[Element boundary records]
↓

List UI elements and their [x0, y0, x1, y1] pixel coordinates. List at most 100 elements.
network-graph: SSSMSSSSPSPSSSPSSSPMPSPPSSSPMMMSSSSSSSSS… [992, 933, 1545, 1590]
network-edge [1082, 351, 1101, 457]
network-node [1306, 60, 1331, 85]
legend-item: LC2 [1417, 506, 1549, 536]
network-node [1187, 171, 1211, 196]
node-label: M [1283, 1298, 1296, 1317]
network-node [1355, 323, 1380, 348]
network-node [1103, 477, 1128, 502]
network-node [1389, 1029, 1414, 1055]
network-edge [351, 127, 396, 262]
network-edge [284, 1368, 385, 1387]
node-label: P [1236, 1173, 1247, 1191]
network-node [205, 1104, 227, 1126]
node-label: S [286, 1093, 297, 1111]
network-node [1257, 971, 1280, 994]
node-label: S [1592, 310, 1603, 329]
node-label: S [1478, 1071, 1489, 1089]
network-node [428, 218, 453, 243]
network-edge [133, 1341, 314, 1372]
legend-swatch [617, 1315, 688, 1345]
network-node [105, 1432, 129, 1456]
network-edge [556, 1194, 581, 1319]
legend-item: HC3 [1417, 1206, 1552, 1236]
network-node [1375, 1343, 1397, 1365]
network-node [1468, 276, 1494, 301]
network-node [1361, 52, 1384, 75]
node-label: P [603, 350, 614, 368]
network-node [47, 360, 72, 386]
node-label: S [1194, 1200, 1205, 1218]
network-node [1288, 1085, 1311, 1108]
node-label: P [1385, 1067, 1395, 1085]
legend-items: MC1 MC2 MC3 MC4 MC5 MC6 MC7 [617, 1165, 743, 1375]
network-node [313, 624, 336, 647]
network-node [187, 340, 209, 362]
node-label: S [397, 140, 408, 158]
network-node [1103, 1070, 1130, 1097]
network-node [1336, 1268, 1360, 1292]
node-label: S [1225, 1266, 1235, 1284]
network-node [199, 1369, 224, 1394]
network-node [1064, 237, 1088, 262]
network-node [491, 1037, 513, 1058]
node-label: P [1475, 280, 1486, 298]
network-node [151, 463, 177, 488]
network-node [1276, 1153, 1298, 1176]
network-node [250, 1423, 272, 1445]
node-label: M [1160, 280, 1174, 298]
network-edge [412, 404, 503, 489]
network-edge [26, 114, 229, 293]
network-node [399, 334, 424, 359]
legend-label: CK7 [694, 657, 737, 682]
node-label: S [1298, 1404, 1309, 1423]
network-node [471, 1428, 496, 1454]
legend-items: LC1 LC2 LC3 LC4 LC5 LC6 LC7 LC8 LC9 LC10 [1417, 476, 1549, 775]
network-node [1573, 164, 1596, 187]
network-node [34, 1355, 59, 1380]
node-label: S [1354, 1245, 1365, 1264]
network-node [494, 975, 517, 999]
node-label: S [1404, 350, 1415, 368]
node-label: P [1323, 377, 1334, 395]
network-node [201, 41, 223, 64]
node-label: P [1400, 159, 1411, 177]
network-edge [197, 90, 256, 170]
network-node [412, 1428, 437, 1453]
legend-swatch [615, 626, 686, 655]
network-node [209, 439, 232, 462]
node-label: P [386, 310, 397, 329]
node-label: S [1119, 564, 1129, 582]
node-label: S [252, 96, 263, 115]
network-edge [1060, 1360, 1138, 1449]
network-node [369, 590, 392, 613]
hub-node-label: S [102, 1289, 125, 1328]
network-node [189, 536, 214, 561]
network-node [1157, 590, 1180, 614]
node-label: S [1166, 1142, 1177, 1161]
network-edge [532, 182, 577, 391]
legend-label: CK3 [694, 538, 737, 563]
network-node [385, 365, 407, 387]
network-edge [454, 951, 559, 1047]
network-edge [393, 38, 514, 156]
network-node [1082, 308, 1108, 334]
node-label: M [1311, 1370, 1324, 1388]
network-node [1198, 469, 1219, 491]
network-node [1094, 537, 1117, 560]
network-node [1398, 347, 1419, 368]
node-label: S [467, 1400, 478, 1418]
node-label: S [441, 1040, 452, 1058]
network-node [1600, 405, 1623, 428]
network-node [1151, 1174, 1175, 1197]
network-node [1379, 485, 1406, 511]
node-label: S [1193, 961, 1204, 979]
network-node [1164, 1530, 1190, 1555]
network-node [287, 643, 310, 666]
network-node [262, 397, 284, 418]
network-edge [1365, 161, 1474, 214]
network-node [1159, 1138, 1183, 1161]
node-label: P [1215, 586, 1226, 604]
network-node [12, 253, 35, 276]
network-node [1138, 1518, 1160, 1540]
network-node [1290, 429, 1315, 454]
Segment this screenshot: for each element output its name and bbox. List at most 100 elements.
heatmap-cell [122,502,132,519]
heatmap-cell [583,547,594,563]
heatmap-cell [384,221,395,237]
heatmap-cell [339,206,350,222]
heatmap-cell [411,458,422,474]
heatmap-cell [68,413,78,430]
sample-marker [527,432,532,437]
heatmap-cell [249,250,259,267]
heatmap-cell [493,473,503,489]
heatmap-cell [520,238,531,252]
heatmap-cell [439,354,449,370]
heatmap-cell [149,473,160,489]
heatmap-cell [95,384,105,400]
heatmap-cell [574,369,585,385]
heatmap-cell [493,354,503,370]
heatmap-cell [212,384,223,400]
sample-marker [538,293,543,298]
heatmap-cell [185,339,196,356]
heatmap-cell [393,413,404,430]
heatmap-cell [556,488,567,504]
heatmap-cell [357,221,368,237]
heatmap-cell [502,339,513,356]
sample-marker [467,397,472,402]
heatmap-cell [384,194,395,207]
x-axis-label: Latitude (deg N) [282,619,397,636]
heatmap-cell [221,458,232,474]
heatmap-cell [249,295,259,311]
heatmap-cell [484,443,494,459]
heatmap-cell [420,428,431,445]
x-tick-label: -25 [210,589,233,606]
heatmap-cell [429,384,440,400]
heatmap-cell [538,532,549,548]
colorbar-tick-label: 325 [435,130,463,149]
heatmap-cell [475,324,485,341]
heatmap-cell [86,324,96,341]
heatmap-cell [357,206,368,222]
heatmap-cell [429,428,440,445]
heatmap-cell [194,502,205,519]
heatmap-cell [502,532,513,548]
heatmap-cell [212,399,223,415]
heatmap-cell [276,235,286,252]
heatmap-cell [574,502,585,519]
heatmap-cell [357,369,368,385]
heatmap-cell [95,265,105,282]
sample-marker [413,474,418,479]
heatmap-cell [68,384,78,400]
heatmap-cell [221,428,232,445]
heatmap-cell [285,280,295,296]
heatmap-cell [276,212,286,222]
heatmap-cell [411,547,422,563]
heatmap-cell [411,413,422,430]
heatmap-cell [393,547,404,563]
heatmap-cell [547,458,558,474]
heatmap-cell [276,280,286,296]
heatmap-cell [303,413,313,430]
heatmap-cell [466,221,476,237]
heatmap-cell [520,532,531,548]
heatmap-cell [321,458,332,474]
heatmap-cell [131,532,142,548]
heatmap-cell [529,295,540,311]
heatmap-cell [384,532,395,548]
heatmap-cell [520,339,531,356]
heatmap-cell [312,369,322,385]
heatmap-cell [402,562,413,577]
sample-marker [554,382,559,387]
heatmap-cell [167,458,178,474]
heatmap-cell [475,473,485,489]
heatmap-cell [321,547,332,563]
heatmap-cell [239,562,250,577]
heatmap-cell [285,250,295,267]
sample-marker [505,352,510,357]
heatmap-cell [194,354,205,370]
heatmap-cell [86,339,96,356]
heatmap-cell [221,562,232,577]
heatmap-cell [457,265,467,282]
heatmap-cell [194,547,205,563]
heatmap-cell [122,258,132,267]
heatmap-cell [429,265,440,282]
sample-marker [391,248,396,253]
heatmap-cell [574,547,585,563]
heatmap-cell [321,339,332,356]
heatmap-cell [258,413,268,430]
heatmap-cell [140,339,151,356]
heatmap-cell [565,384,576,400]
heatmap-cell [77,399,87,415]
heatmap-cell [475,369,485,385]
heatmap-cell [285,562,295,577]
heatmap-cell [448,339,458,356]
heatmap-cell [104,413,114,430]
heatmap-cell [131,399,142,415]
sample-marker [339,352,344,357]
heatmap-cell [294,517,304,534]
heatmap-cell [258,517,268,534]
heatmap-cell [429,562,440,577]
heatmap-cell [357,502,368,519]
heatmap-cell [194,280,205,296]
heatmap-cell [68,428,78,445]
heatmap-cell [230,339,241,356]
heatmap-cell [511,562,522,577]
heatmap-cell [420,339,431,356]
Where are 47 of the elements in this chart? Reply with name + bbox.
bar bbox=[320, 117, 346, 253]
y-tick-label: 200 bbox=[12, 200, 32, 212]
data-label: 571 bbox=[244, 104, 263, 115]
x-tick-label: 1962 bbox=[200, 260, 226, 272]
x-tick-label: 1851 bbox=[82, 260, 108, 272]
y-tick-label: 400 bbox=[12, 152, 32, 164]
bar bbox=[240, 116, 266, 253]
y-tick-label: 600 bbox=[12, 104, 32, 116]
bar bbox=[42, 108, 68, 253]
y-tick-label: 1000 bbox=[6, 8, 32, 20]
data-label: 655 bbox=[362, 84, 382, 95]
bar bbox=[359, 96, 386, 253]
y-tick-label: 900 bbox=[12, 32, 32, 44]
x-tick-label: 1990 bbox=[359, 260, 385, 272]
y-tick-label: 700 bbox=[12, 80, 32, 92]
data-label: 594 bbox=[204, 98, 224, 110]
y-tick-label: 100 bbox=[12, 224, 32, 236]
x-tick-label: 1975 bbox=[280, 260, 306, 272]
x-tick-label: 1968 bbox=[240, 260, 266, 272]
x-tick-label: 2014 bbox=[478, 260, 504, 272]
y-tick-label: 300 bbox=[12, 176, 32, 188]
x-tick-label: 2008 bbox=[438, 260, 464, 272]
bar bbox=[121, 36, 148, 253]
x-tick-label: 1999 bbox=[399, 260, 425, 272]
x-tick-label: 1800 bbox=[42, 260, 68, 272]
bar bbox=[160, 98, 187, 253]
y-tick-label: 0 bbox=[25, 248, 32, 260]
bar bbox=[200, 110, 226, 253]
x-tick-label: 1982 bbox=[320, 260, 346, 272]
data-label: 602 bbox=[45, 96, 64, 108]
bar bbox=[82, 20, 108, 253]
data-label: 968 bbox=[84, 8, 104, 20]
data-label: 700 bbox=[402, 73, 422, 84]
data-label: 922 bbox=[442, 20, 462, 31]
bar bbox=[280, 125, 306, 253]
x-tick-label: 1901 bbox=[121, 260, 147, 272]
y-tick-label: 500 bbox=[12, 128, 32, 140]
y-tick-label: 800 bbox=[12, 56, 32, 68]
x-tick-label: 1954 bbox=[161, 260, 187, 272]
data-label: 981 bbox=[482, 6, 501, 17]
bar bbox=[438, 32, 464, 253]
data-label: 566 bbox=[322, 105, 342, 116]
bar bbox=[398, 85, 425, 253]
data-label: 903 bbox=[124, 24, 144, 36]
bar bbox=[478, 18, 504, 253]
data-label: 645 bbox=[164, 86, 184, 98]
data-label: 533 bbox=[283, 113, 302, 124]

↑

## WRITTEN TASK
Rewrite the records starting at the beginning and ending at the line containing "legend-swatch [617, 1315, 688, 1345]", with each "network-edge" changed to "graph-link". Keep everything else unchanged.

## RESULT OF THE TASK
List UI elements and their [x0, y0, x1, y1] pixel coordinates. List at most 100 elements.
network-graph: SSSMSSSSPSPSSSPSSSPMPSPPSSSPMMMSSSSSSSSS… [992, 933, 1545, 1590]
graph-link [1082, 351, 1101, 457]
network-node [1306, 60, 1331, 85]
legend-item: LC2 [1417, 506, 1549, 536]
network-node [1187, 171, 1211, 196]
node-label: M [1283, 1298, 1296, 1317]
network-node [1355, 323, 1380, 348]
network-node [1103, 477, 1128, 502]
network-node [1389, 1029, 1414, 1055]
graph-link [351, 127, 396, 262]
graph-link [284, 1368, 385, 1387]
node-label: P [1236, 1173, 1247, 1191]
network-node [205, 1104, 227, 1126]
node-label: S [286, 1093, 297, 1111]
network-node [1257, 971, 1280, 994]
node-label: S [1592, 310, 1603, 329]
node-label: S [1478, 1071, 1489, 1089]
network-node [428, 218, 453, 243]
graph-link [133, 1341, 314, 1372]
legend-swatch [617, 1315, 688, 1345]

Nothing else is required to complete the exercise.